─── Task material

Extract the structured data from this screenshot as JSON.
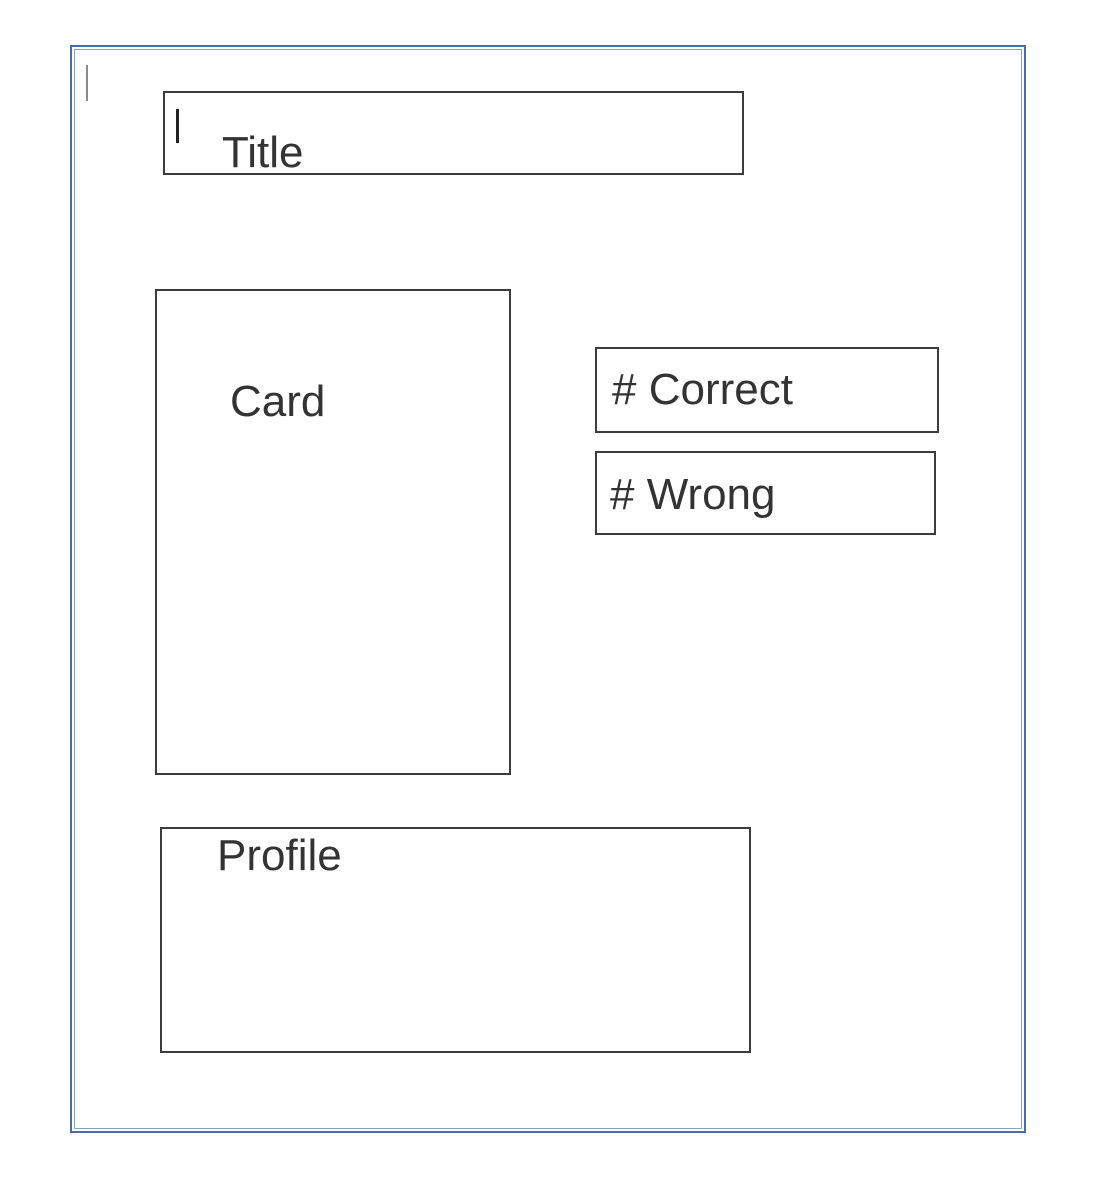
{
  "wireframe": {
    "title_label": "Title",
    "card_label": "Card",
    "correct_label": "# Correct",
    "wrong_label": "# Wrong",
    "profile_label": "Profile"
  },
  "colors": {
    "frame_border": "#4a6cad",
    "box_border": "#3c3c3c",
    "text": "#333333"
  }
}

──────

* Directions
Leave out the pictures and copy every record above exactly.

* Final result
Extract the structured data from this screenshot as JSON.
{
  "wireframe": {
    "title_label": "Title",
    "card_label": "Card",
    "correct_label": "# Correct",
    "wrong_label": "# Wrong",
    "profile_label": "Profile"
  },
  "colors": {
    "frame_border": "#4a6cad",
    "box_border": "#3c3c3c",
    "text": "#333333"
  }
}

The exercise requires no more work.